[WHAT THE TASK REQUIRES]: Go through the listing below and list every line with "depth".
##### DATA PROVIDED
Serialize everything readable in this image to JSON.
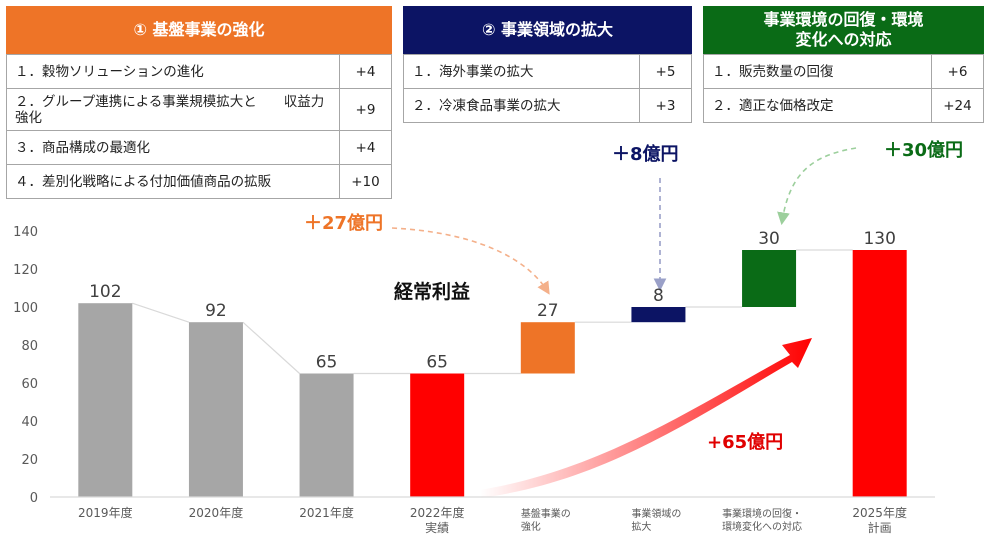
{
  "panels": [
    {
      "title": "① 基盤事業の強化",
      "color": "#ee7427",
      "items": [
        {
          "label": "１．穀物ソリューションの進化",
          "value": "+4"
        },
        {
          "label": "２．グループ連携による事業規模拡大と　　収益力強化",
          "value": "+9"
        },
        {
          "label": "３．商品構成の最適化",
          "value": "+4"
        },
        {
          "label": "４．差別化戦略による付加価値商品の拡販",
          "value": "+10"
        }
      ]
    },
    {
      "title": "② 事業領域の拡大",
      "color": "#0c1464",
      "items": [
        {
          "label": "１．海外事業の拡大",
          "value": "+5"
        },
        {
          "label": "２．冷凍食品事業の拡大",
          "value": "+3"
        }
      ]
    },
    {
      "title": "事業環境の回復・環境変化への対応",
      "color": "#0a6b16",
      "items": [
        {
          "label": "１．販売数量の回復",
          "value": "+6"
        },
        {
          "label": "２．適正な価格改定",
          "value": "+24"
        }
      ]
    }
  ],
  "annotations": {
    "a27": "＋27億円",
    "a8": "＋8億円",
    "a30": "＋30億円",
    "a65": "+65億円"
  },
  "chart_data": {
    "type": "bar",
    "subtype": "waterfall",
    "title": "経常利益",
    "categories": [
      "2019年度",
      "2020年度",
      "2021年度",
      "2022年度\n実績",
      "基盤事業の\n強化",
      "事業領域の\n拡大",
      "事業環境の回復・\n環境変化への対応",
      "2025年度\n計画"
    ],
    "values": [
      102,
      92,
      65,
      65,
      27,
      8,
      30,
      130
    ],
    "bases": [
      0,
      0,
      0,
      0,
      65,
      92,
      100,
      0
    ],
    "labels": [
      "102",
      "92",
      "65",
      "65",
      "27",
      "8",
      "30",
      "130"
    ],
    "colors": [
      "#a6a6a6",
      "#a6a6a6",
      "#a6a6a6",
      "#ff0000",
      "#ee7427",
      "#0c1464",
      "#0a6b16",
      "#ff0000"
    ],
    "yticks": [
      0,
      20,
      40,
      60,
      80,
      100,
      120,
      140
    ],
    "ylim": [
      0,
      140
    ],
    "xlabel": "",
    "ylabel": "",
    "grid": false,
    "legend": "none"
  }
}
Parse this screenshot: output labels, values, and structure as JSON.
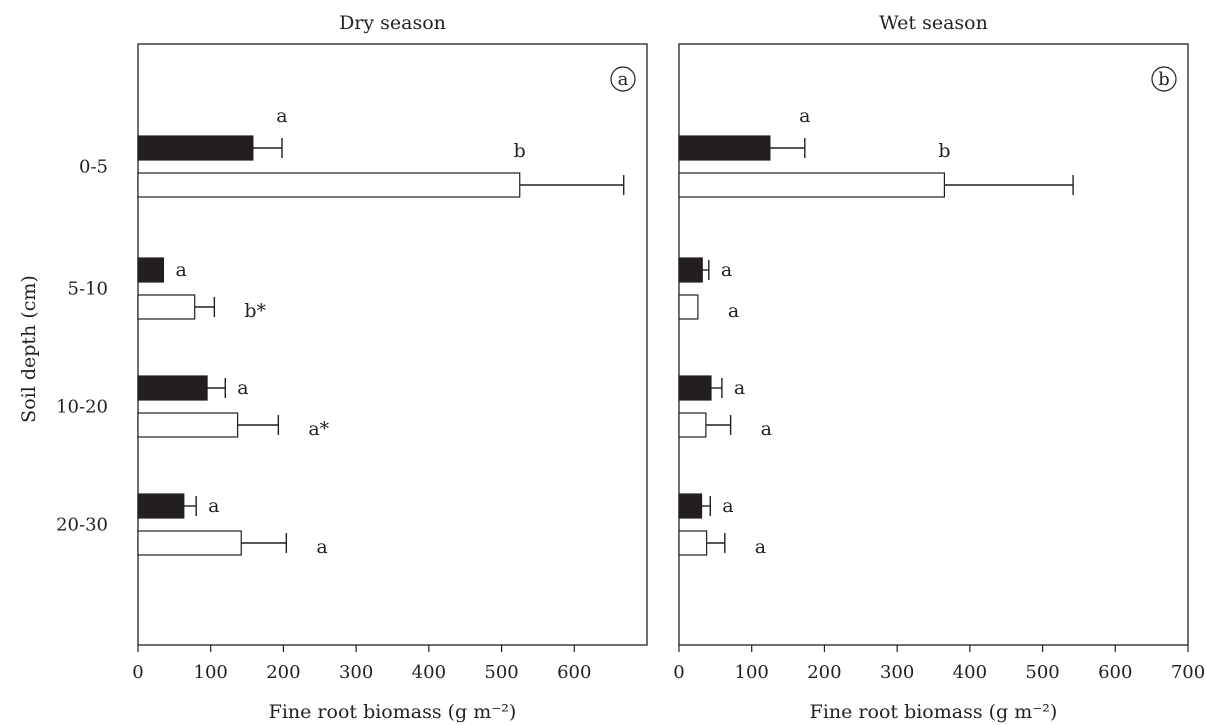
{
  "figure": {
    "ylabel": "Soil depth (cm)"
  },
  "chart_data": [
    {
      "type": "bar",
      "orientation": "horizontal",
      "title": "Dry season",
      "panel_label": "a",
      "xlabel": "Fine root biomass (g m⁻²)",
      "ylabel": "Soil depth (cm)",
      "categories": [
        "0-5",
        "5-10",
        "10-20",
        "20-30"
      ],
      "xlim": [
        0,
        700
      ],
      "xticks": [
        "0",
        "100",
        "200",
        "300",
        "400",
        "500",
        "600"
      ],
      "series": [
        {
          "color": "#231f20",
          "values": [
            158,
            35,
            95,
            63
          ],
          "errors": [
            40,
            0,
            25,
            17
          ],
          "letters": [
            "a",
            "a",
            "a",
            "a"
          ]
        },
        {
          "color": "#ffffff",
          "values": [
            525,
            78,
            137,
            142
          ],
          "errors": [
            143,
            27,
            56,
            62
          ],
          "letters": [
            "b",
            "b*",
            "a*",
            "a"
          ]
        }
      ]
    },
    {
      "type": "bar",
      "orientation": "horizontal",
      "title": "Wet season",
      "panel_label": "b",
      "xlabel": "Fine root biomass (g m⁻²)",
      "categories": [
        "0-5",
        "5-10",
        "10-20",
        "20-30"
      ],
      "xlim": [
        0,
        700
      ],
      "xticks": [
        "0",
        "100",
        "200",
        "300",
        "400",
        "500",
        "600",
        "700"
      ],
      "series": [
        {
          "color": "#231f20",
          "values": [
            125,
            32,
            44,
            31
          ],
          "errors": [
            48,
            9,
            15,
            12
          ],
          "letters": [
            "a",
            "a",
            "a",
            "a"
          ]
        },
        {
          "color": "#ffffff",
          "values": [
            365,
            26,
            37,
            38
          ],
          "errors": [
            177,
            0,
            34,
            25
          ],
          "letters": [
            "b",
            "a",
            "a",
            "a"
          ]
        }
      ]
    }
  ]
}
##########
[RIGHT ANSWER]:
    "ylabel": "Soil depth (cm)"
      "ylabel": "Soil depth (cm)",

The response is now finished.